Provided records ::
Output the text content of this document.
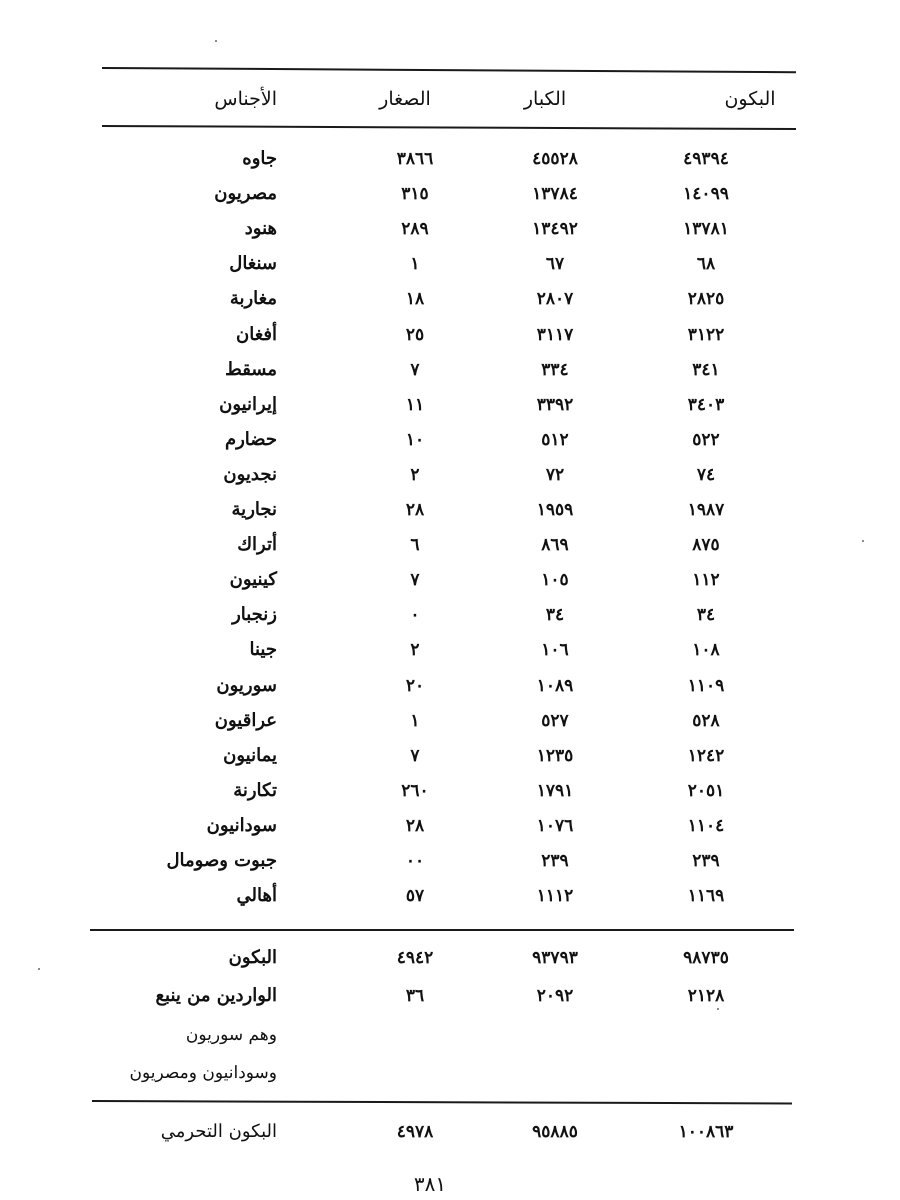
الأجناس	الصغار	الكبار	البكون
جاوه	٣٨٦٦	٤٥٥٢٨	٤٩٣٩٤
مصريون	٣١٥	١٣٧٨٤	١٤٠٩٩
هنود	٢٨٩	١٣٤٩٢	١٣٧٨١
سنغال	١	٦٧	٦٨
مغاربة	١٨	٢٨٠٧	٢٨٢٥
أفغان	٢٥	٣١١٧	٣١٢٢
مسقط	٧	٣٣٤	٣٤١
إيرانيون	١١	٣٣٩٢	٣٤٠٣
حضارم	١٠	٥١٢	٥٢٢
نجديون	٢	٧٢	٧٤
نجارية	٢٨	١٩٥٩	١٩٨٧
أتراك	٦	٨٦٩	٨٧٥
كينيون	٧	١٠٥	١١٢
زنجبار	٠	٣٤	٣٤
جينا	٢	١٠٦	١٠٨
سوريون	٢٠	١٠٨٩	١١٠٩
عراقيون	١	٥٢٧	٥٢٨
يمانيون	٧	١٢٣٥	١٢٤٢
تكارنة	٢٦٠	١٧٩١	٢٠٥١
سودانيون	٢٨	١٠٧٦	١١٠٤
جبوت وصومال	٠٠	٢٣٩	٢٣٩
أهالي	٥٧	١١١٢	١١٦٩
البكون	٤٩٤٢	٩٣٧٩٣	٩٨٧٣٥
الواردين من ينبع	٣٦	٢٠٩٢	٢١٢٨
وهم سوريون
وسودانيون ومصريون
البكون التحرمي	٤٩٧٨	٩٥٨٨٥	١٠٠٨٦٣
٣٨١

Task instructions :: Transcribe the entries above verbatim, omitting their pictures.

The result ::
Output the text content of this document.
الأجناس	الصغار	الكبار	البكون
جاوه	٣٨٦٦	٤٥٥٢٨	٤٩٣٩٤
مصريون	٣١٥	١٣٧٨٤	١٤٠٩٩
هنود	٢٨٩	١٣٤٩٢	١٣٧٨١
سنغال	١	٦٧	٦٨
مغاربة	١٨	٢٨٠٧	٢٨٢٥
أفغان	٢٥	٣١١٧	٣١٢٢
مسقط	٧	٣٣٤	٣٤١
إيرانيون	١١	٣٣٩٢	٣٤٠٣
حضارم	١٠	٥١٢	٥٢٢
نجديون	٢	٧٢	٧٤
نجارية	٢٨	١٩٥٩	١٩٨٧
أتراك	٦	٨٦٩	٨٧٥
كينيون	٧	١٠٥	١١٢
زنجبار	٠	٣٤	٣٤
جينا	٢	١٠٦	١٠٨
سوريون	٢٠	١٠٨٩	١١٠٩
عراقيون	١	٥٢٧	٥٢٨
يمانيون	٧	١٢٣٥	١٢٤٢
تكارنة	٢٦٠	١٧٩١	٢٠٥١
سودانيون	٢٨	١٠٧٦	١١٠٤
جبوت وصومال	٠٠	٢٣٩	٢٣٩
أهالي	٥٧	١١١٢	١١٦٩
البكون	٤٩٤٢	٩٣٧٩٣	٩٨٧٣٥
الواردين من ينبع	٣٦	٢٠٩٢	٢١٢٨
وهم سوريون
وسودانيون ومصريون
البكون التحرمي	٤٩٧٨	٩٥٨٨٥	١٠٠٨٦٣
٣٨١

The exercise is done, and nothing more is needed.